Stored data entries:
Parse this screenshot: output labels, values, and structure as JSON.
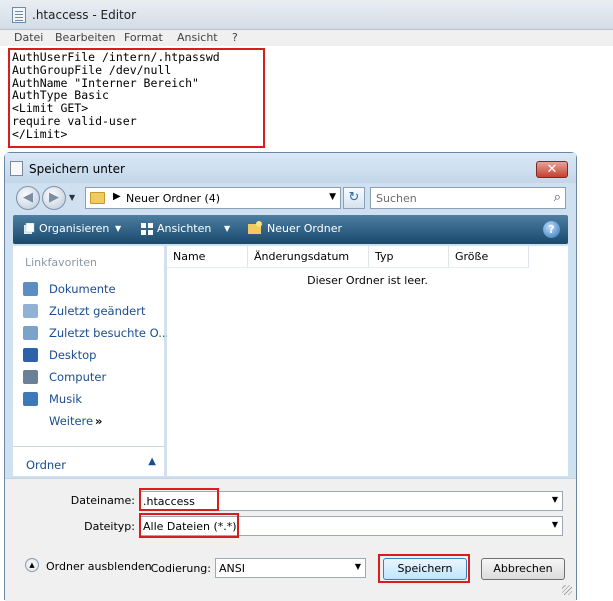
{
  "editor": {
    "title": ".htaccess - Editor",
    "menu": [
      "Datei",
      "Bearbeiten",
      "Format",
      "Ansicht",
      "?"
    ],
    "lines": [
      "AuthUserFile /intern/.htpasswd",
      "AuthGroupFile /dev/null",
      "AuthName \"Interner Bereich\"",
      "AuthType Basic",
      "<Limit GET>",
      "require valid-user",
      "</Limit>"
    ]
  },
  "dialog": {
    "title": "Speichern unter",
    "close_label": "✕",
    "address": "Neuer Ordner (4)",
    "search_placeholder": "Suchen",
    "toolbar": {
      "organize": "Organisieren",
      "views": "Ansichten",
      "new_folder": "Neuer Ordner",
      "help": "?"
    },
    "favorites_header": "Linkfavoriten",
    "favorites": [
      {
        "label": "Dokumente",
        "icon": "documents-icon"
      },
      {
        "label": "Zuletzt geändert",
        "icon": "recent-changed-icon"
      },
      {
        "label": "Zuletzt besuchte O...",
        "icon": "recent-places-icon"
      },
      {
        "label": "Desktop",
        "icon": "desktop-icon"
      },
      {
        "label": "Computer",
        "icon": "computer-icon"
      },
      {
        "label": "Musik",
        "icon": "music-icon"
      },
      {
        "label": "Weitere",
        "icon": ""
      }
    ],
    "more_chevron": "»",
    "folders_label": "Ordner",
    "columns": [
      "Name",
      "Änderungsdatum",
      "Typ",
      "Größe"
    ],
    "empty_message": "Dieser Ordner ist leer.",
    "filename_label": "Dateiname:",
    "filename_value": ".htaccess",
    "filetype_label": "Dateityp:",
    "filetype_value": "Alle Dateien  (*.*)",
    "hide_folders": "Ordner ausblenden",
    "encoding_label": "Codierung:",
    "encoding_value": "ANSI",
    "save_button": "Speichern",
    "cancel_button": "Abbrechen"
  },
  "colors": {
    "highlight": "#d91c1c",
    "toolbar": "#2a5b80",
    "link": "#1a4c91"
  }
}
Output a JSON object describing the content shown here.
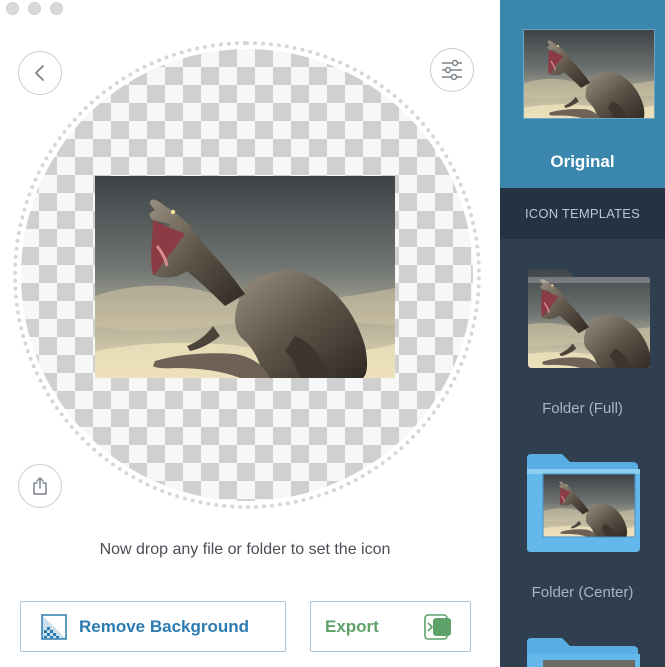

EXERCISE DIRECTIONS — Strip the images and reproduce the remaining records precisely.

RESPONSE TO THIS TASK —
Parse this screenshot: output labels, values, and structure as JSON.
{
  "editor": {
    "title": ".htaccess - Editor",
    "menu": [
      "Datei",
      "Bearbeiten",
      "Format",
      "Ansicht",
      "?"
    ],
    "lines": [
      "AuthUserFile /intern/.htpasswd",
      "AuthGroupFile /dev/null",
      "AuthName \"Interner Bereich\"",
      "AuthType Basic",
      "<Limit GET>",
      "require valid-user",
      "</Limit>"
    ]
  },
  "dialog": {
    "title": "Speichern unter",
    "close_label": "✕",
    "address": "Neuer Ordner (4)",
    "search_placeholder": "Suchen",
    "toolbar": {
      "organize": "Organisieren",
      "views": "Ansichten",
      "new_folder": "Neuer Ordner",
      "help": "?"
    },
    "favorites_header": "Linkfavoriten",
    "favorites": [
      {
        "label": "Dokumente",
        "icon": "documents-icon"
      },
      {
        "label": "Zuletzt geändert",
        "icon": "recent-changed-icon"
      },
      {
        "label": "Zuletzt besuchte O...",
        "icon": "recent-places-icon"
      },
      {
        "label": "Desktop",
        "icon": "desktop-icon"
      },
      {
        "label": "Computer",
        "icon": "computer-icon"
      },
      {
        "label": "Musik",
        "icon": "music-icon"
      },
      {
        "label": "Weitere",
        "icon": ""
      }
    ],
    "more_chevron": "»",
    "folders_label": "Ordner",
    "columns": [
      "Name",
      "Änderungsdatum",
      "Typ",
      "Größe"
    ],
    "empty_message": "Dieser Ordner ist leer.",
    "filename_label": "Dateiname:",
    "filename_value": ".htaccess",
    "filetype_label": "Dateityp:",
    "filetype_value": "Alle Dateien  (*.*)",
    "hide_folders": "Ordner ausblenden",
    "encoding_label": "Codierung:",
    "encoding_value": "ANSI",
    "save_button": "Speichern",
    "cancel_button": "Abbrechen"
  },
  "colors": {
    "highlight": "#d91c1c",
    "toolbar": "#2a5b80",
    "link": "#1a4c91"
  }
}
Output a JSON object describing the content shown here.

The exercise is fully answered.